Task to complete: Do not carry the pictures over; copy every other part of the entries exactly.
___ Supplied information ___
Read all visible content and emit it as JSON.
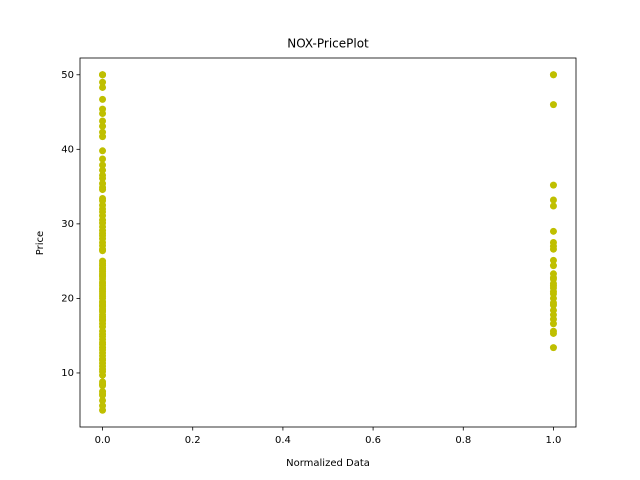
{
  "chart_data": {
    "type": "scatter",
    "title": "NOX-PricePlot",
    "xlabel": "Normalized Data",
    "ylabel": "Price",
    "x": [
      0,
      0,
      0,
      0,
      0,
      0,
      0,
      0,
      0,
      0,
      0,
      0,
      0,
      0,
      0,
      0,
      0,
      0,
      0,
      0,
      0,
      0,
      0,
      0,
      0,
      0,
      0,
      0,
      0,
      0,
      0,
      0,
      0,
      0,
      0,
      0,
      0,
      0,
      0,
      0,
      0,
      0,
      0,
      0,
      0,
      0,
      0,
      0,
      0,
      0,
      0,
      0,
      0,
      0,
      0,
      0,
      0,
      0,
      0,
      0,
      0,
      0,
      0,
      0,
      0,
      0,
      0,
      0,
      0,
      0,
      0,
      0,
      0,
      0,
      0,
      0,
      0,
      0,
      0,
      0,
      0,
      0,
      0,
      0,
      0,
      0,
      0,
      0,
      0,
      0,
      0,
      0,
      0,
      0,
      0,
      0,
      1,
      1,
      1,
      1,
      1,
      1,
      1,
      1,
      1,
      1,
      1,
      1,
      1,
      1,
      1,
      1,
      1,
      1,
      1,
      1,
      1,
      1,
      1,
      1,
      1,
      1,
      1,
      1,
      1,
      1
    ],
    "values": [
      50,
      50,
      50,
      49,
      48.3,
      46.7,
      45.4,
      44.8,
      43.8,
      43.1,
      42.3,
      41.7,
      39.8,
      38.7,
      37.9,
      37.2,
      36.5,
      36.1,
      35.4,
      34.9,
      34.6,
      33.4,
      33.1,
      32.5,
      32,
      31.6,
      31.1,
      30.5,
      30.1,
      29.6,
      29.1,
      28.7,
      28.4,
      28,
      27.5,
      27.1,
      26.6,
      26.4,
      25,
      24.7,
      24.4,
      24.1,
      23.9,
      23.6,
      23.3,
      23.1,
      22.9,
      22.6,
      22.2,
      22,
      21.7,
      21.4,
      21.2,
      20.9,
      20.6,
      20.3,
      20,
      19.6,
      19.4,
      19.1,
      18.9,
      18.6,
      18.4,
      18.2,
      17.8,
      17.5,
      17.2,
      17,
      16.6,
      16.2,
      15.6,
      15.2,
      14.9,
      14.5,
      14.1,
      13.8,
      13.4,
      13.1,
      12.7,
      12.3,
      11.9,
      11.7,
      11.3,
      10.9,
      10.5,
      10.2,
      9.7,
      8.8,
      8.5,
      8.3,
      7.5,
      7.2,
      7,
      6.3,
      5.6,
      5,
      50,
      50,
      46,
      35.2,
      33.2,
      32.4,
      29,
      27.5,
      27,
      26.6,
      25.1,
      24.4,
      23.3,
      22.8,
      22.6,
      22,
      21.7,
      21.4,
      20.9,
      20.6,
      20,
      19.4,
      19.1,
      18.4,
      17.8,
      17.2,
      16.6,
      15.6,
      15.3,
      13.4
    ],
    "color": "#bfbf00",
    "xlim": [
      -0.05,
      1.05
    ],
    "ylim": [
      2.75,
      52.25
    ],
    "xticks": [
      {
        "value": 0,
        "label": "0.0"
      },
      0.2,
      0.4,
      0.6,
      0.8,
      {
        "value": 1,
        "label": "1.0"
      }
    ],
    "yticks": [
      10,
      20,
      30,
      40,
      50
    ],
    "grid": false
  }
}
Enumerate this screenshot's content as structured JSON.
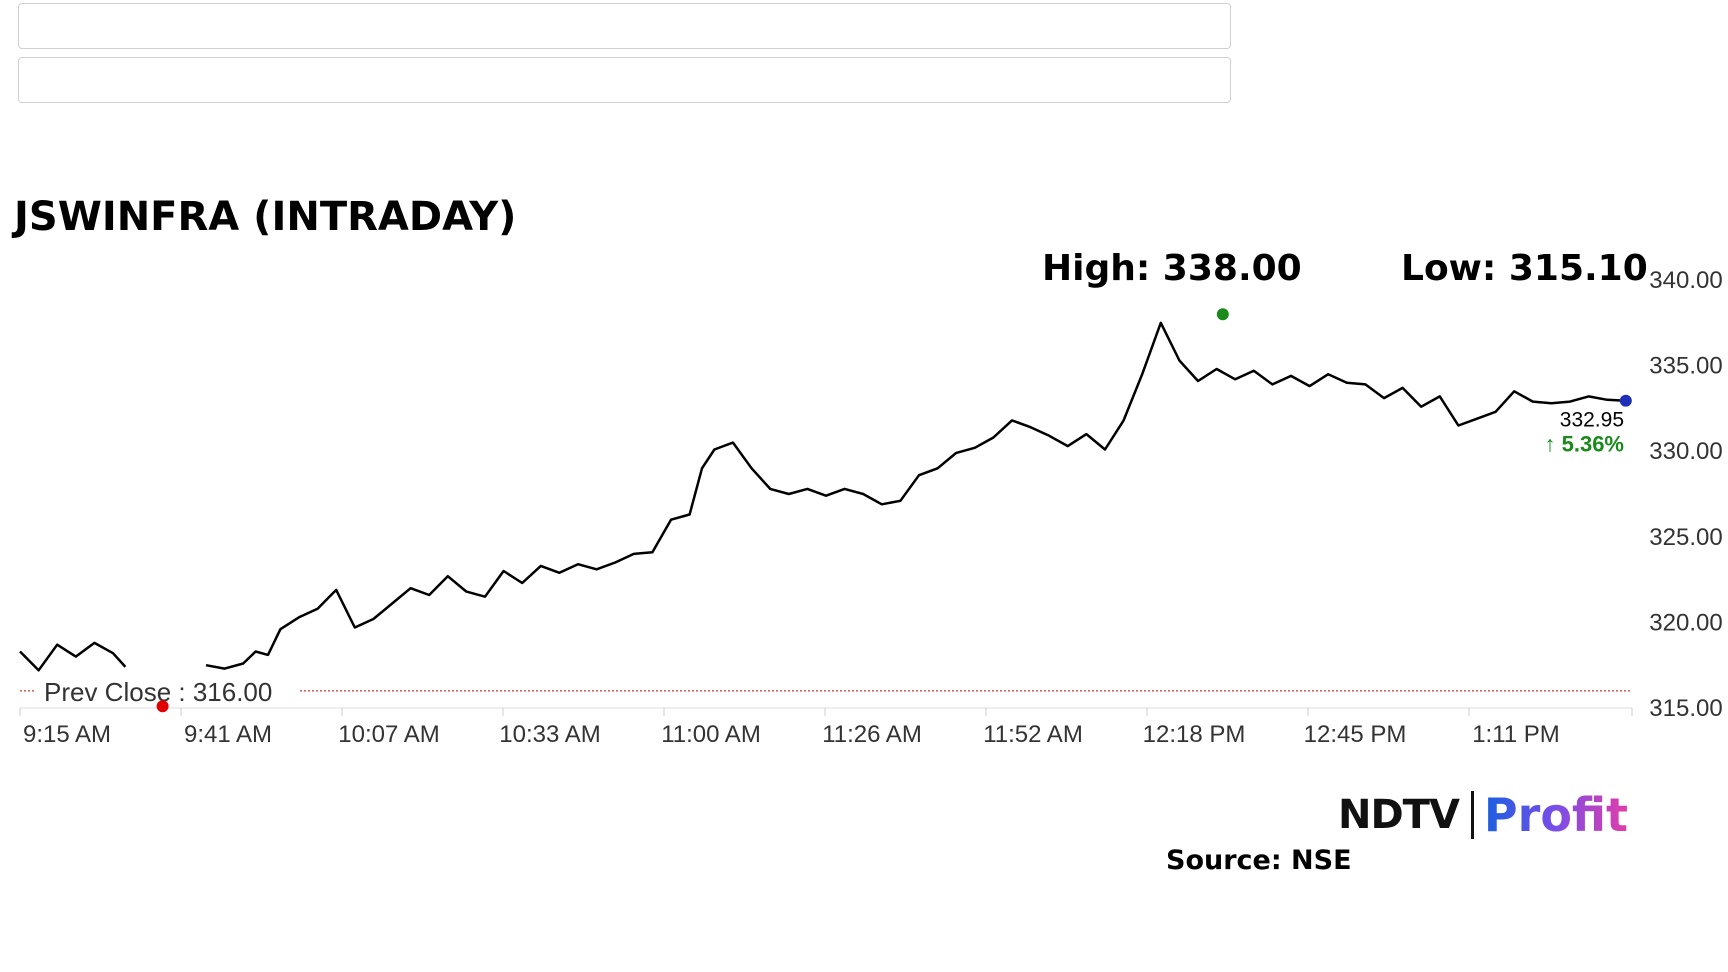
{
  "search": {
    "field1_value": "",
    "field2_value": ""
  },
  "chart_data": {
    "type": "line",
    "title": "JSWINFRA (INTRADAY)",
    "high_label": "High: 338.00",
    "low_label": "Low: 315.10",
    "prev_close_label": "Prev Close : 316.00",
    "prev_close": 316.0,
    "last_price": "332.95",
    "change_pct": "5.36%",
    "ylim": [
      315,
      340
    ],
    "y_ticks": [
      "315.00",
      "320.00",
      "325.00",
      "330.00",
      "335.00",
      "340.00"
    ],
    "x_tick_labels": [
      "9:15 AM",
      "9:41 AM",
      "10:07 AM",
      "10:33 AM",
      "11:00 AM",
      "11:26 AM",
      "11:52 AM",
      "12:18 PM",
      "12:45 PM",
      "1:11 PM"
    ],
    "x_range_minutes": [
      0,
      260
    ],
    "series": [
      {
        "x": [
          0,
          3,
          6,
          9,
          12,
          15,
          17,
          19,
          22,
          25,
          28,
          30,
          33,
          36,
          38,
          40,
          42,
          45,
          48,
          51,
          54,
          57,
          60,
          63,
          66,
          69,
          72,
          75,
          78,
          81,
          84,
          87,
          90,
          93,
          96,
          99,
          102,
          105,
          108,
          110,
          112,
          115,
          118,
          121,
          124,
          127,
          130,
          133,
          136,
          139,
          142,
          145,
          148,
          151,
          154,
          157,
          160,
          163,
          166,
          169,
          172,
          175,
          178,
          181,
          184,
          187,
          190,
          193,
          196,
          199,
          202,
          205,
          208,
          211,
          214,
          217,
          220,
          223,
          226,
          229,
          232,
          235,
          238,
          241,
          244,
          247,
          250,
          253,
          256,
          259
        ],
        "y": [
          318.3,
          317.2,
          318.7,
          318.0,
          318.8,
          318.2,
          317.4,
          null,
          null,
          null,
          null,
          317.5,
          317.3,
          317.6,
          318.3,
          318.1,
          319.6,
          320.3,
          320.8,
          321.9,
          319.7,
          320.2,
          321.1,
          322.0,
          321.6,
          322.7,
          321.8,
          321.5,
          323.0,
          322.3,
          323.3,
          322.9,
          323.4,
          323.1,
          323.5,
          324.0,
          324.1,
          326.0,
          326.3,
          329.0,
          330.1,
          330.5,
          329.0,
          327.8,
          327.5,
          327.8,
          327.4,
          327.8,
          327.5,
          326.9,
          327.1,
          328.6,
          329.0,
          329.9,
          330.2,
          330.8,
          331.8,
          331.4,
          330.9,
          330.3,
          331.0,
          330.1,
          331.8,
          334.5,
          337.5,
          335.3,
          334.1,
          334.8,
          334.2,
          334.7,
          333.9,
          334.4,
          333.8,
          334.5,
          334.0,
          333.9,
          333.1,
          333.7,
          332.6,
          333.2,
          331.5,
          331.9,
          332.3,
          333.5,
          332.9,
          332.8,
          332.9,
          333.2,
          333.0,
          332.95
        ]
      }
    ],
    "high_point": {
      "x": 194,
      "y": 338.0
    },
    "low_point": {
      "x": 23,
      "y": 315.1
    },
    "grid": false,
    "colors": {
      "line": "#000000",
      "prev_close": "#cc0000",
      "high_marker": "#1a8a1a",
      "low_marker": "#e00000",
      "last_marker": "#1f2fb8",
      "change_up": "#1a8a1a"
    }
  },
  "branding": {
    "logo_left": "NDTV",
    "logo_right": "Profit",
    "source": "Source: NSE"
  }
}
___
Answer to the problem:
Read all visible content and emit it as JSON.
{
  "chart_data": {
    "type": "scatter",
    "title": "NOX-PricePlot",
    "xlabel": "Normalized Data",
    "ylabel": "Price",
    "x": [
      0,
      0,
      0,
      0,
      0,
      0,
      0,
      0,
      0,
      0,
      0,
      0,
      0,
      0,
      0,
      0,
      0,
      0,
      0,
      0,
      0,
      0,
      0,
      0,
      0,
      0,
      0,
      0,
      0,
      0,
      0,
      0,
      0,
      0,
      0,
      0,
      0,
      0,
      0,
      0,
      0,
      0,
      0,
      0,
      0,
      0,
      0,
      0,
      0,
      0,
      0,
      0,
      0,
      0,
      0,
      0,
      0,
      0,
      0,
      0,
      0,
      0,
      0,
      0,
      0,
      0,
      0,
      0,
      0,
      0,
      0,
      0,
      0,
      0,
      0,
      0,
      0,
      0,
      0,
      0,
      0,
      0,
      0,
      0,
      0,
      0,
      0,
      0,
      0,
      0,
      0,
      0,
      0,
      0,
      0,
      0,
      1,
      1,
      1,
      1,
      1,
      1,
      1,
      1,
      1,
      1,
      1,
      1,
      1,
      1,
      1,
      1,
      1,
      1,
      1,
      1,
      1,
      1,
      1,
      1,
      1,
      1,
      1,
      1,
      1,
      1
    ],
    "values": [
      50,
      50,
      50,
      49,
      48.3,
      46.7,
      45.4,
      44.8,
      43.8,
      43.1,
      42.3,
      41.7,
      39.8,
      38.7,
      37.9,
      37.2,
      36.5,
      36.1,
      35.4,
      34.9,
      34.6,
      33.4,
      33.1,
      32.5,
      32,
      31.6,
      31.1,
      30.5,
      30.1,
      29.6,
      29.1,
      28.7,
      28.4,
      28,
      27.5,
      27.1,
      26.6,
      26.4,
      25,
      24.7,
      24.4,
      24.1,
      23.9,
      23.6,
      23.3,
      23.1,
      22.9,
      22.6,
      22.2,
      22,
      21.7,
      21.4,
      21.2,
      20.9,
      20.6,
      20.3,
      20,
      19.6,
      19.4,
      19.1,
      18.9,
      18.6,
      18.4,
      18.2,
      17.8,
      17.5,
      17.2,
      17,
      16.6,
      16.2,
      15.6,
      15.2,
      14.9,
      14.5,
      14.1,
      13.8,
      13.4,
      13.1,
      12.7,
      12.3,
      11.9,
      11.7,
      11.3,
      10.9,
      10.5,
      10.2,
      9.7,
      8.8,
      8.5,
      8.3,
      7.5,
      7.2,
      7,
      6.3,
      5.6,
      5,
      50,
      50,
      46,
      35.2,
      33.2,
      32.4,
      29,
      27.5,
      27,
      26.6,
      25.1,
      24.4,
      23.3,
      22.8,
      22.6,
      22,
      21.7,
      21.4,
      20.9,
      20.6,
      20,
      19.4,
      19.1,
      18.4,
      17.8,
      17.2,
      16.6,
      15.6,
      15.3,
      13.4
    ],
    "color": "#bfbf00",
    "xlim": [
      -0.05,
      1.05
    ],
    "ylim": [
      2.75,
      52.25
    ],
    "xticks": [
      {
        "value": 0,
        "label": "0.0"
      },
      0.2,
      0.4,
      0.6,
      0.8,
      {
        "value": 1,
        "label": "1.0"
      }
    ],
    "yticks": [
      10,
      20,
      30,
      40,
      50
    ],
    "grid": false
  }
}
Enumerate this screenshot's content as structured JSON.
{
  "search": {
    "field1_value": "",
    "field2_value": ""
  },
  "chart_data": {
    "type": "line",
    "title": "JSWINFRA (INTRADAY)",
    "high_label": "High: 338.00",
    "low_label": "Low: 315.10",
    "prev_close_label": "Prev Close : 316.00",
    "prev_close": 316.0,
    "last_price": "332.95",
    "change_pct": "5.36%",
    "ylim": [
      315,
      340
    ],
    "y_ticks": [
      "315.00",
      "320.00",
      "325.00",
      "330.00",
      "335.00",
      "340.00"
    ],
    "x_tick_labels": [
      "9:15 AM",
      "9:41 AM",
      "10:07 AM",
      "10:33 AM",
      "11:00 AM",
      "11:26 AM",
      "11:52 AM",
      "12:18 PM",
      "12:45 PM",
      "1:11 PM"
    ],
    "x_range_minutes": [
      0,
      260
    ],
    "series": [
      {
        "x": [
          0,
          3,
          6,
          9,
          12,
          15,
          17,
          19,
          22,
          25,
          28,
          30,
          33,
          36,
          38,
          40,
          42,
          45,
          48,
          51,
          54,
          57,
          60,
          63,
          66,
          69,
          72,
          75,
          78,
          81,
          84,
          87,
          90,
          93,
          96,
          99,
          102,
          105,
          108,
          110,
          112,
          115,
          118,
          121,
          124,
          127,
          130,
          133,
          136,
          139,
          142,
          145,
          148,
          151,
          154,
          157,
          160,
          163,
          166,
          169,
          172,
          175,
          178,
          181,
          184,
          187,
          190,
          193,
          196,
          199,
          202,
          205,
          208,
          211,
          214,
          217,
          220,
          223,
          226,
          229,
          232,
          235,
          238,
          241,
          244,
          247,
          250,
          253,
          256,
          259
        ],
        "y": [
          318.3,
          317.2,
          318.7,
          318.0,
          318.8,
          318.2,
          317.4,
          null,
          null,
          null,
          null,
          317.5,
          317.3,
          317.6,
          318.3,
          318.1,
          319.6,
          320.3,
          320.8,
          321.9,
          319.7,
          320.2,
          321.1,
          322.0,
          321.6,
          322.7,
          321.8,
          321.5,
          323.0,
          322.3,
          323.3,
          322.9,
          323.4,
          323.1,
          323.5,
          324.0,
          324.1,
          326.0,
          326.3,
          329.0,
          330.1,
          330.5,
          329.0,
          327.8,
          327.5,
          327.8,
          327.4,
          327.8,
          327.5,
          326.9,
          327.1,
          328.6,
          329.0,
          329.9,
          330.2,
          330.8,
          331.8,
          331.4,
          330.9,
          330.3,
          331.0,
          330.1,
          331.8,
          334.5,
          337.5,
          335.3,
          334.1,
          334.8,
          334.2,
          334.7,
          333.9,
          334.4,
          333.8,
          334.5,
          334.0,
          333.9,
          333.1,
          333.7,
          332.6,
          333.2,
          331.5,
          331.9,
          332.3,
          333.5,
          332.9,
          332.8,
          332.9,
          333.2,
          333.0,
          332.95
        ]
      }
    ],
    "high_point": {
      "x": 194,
      "y": 338.0
    },
    "low_point": {
      "x": 23,
      "y": 315.1
    },
    "grid": false,
    "colors": {
      "line": "#000000",
      "prev_close": "#cc0000",
      "high_marker": "#1a8a1a",
      "low_marker": "#e00000",
      "last_marker": "#1f2fb8",
      "change_up": "#1a8a1a"
    }
  },
  "branding": {
    "logo_left": "NDTV",
    "logo_right": "Profit",
    "source": "Source: NSE"
  }
}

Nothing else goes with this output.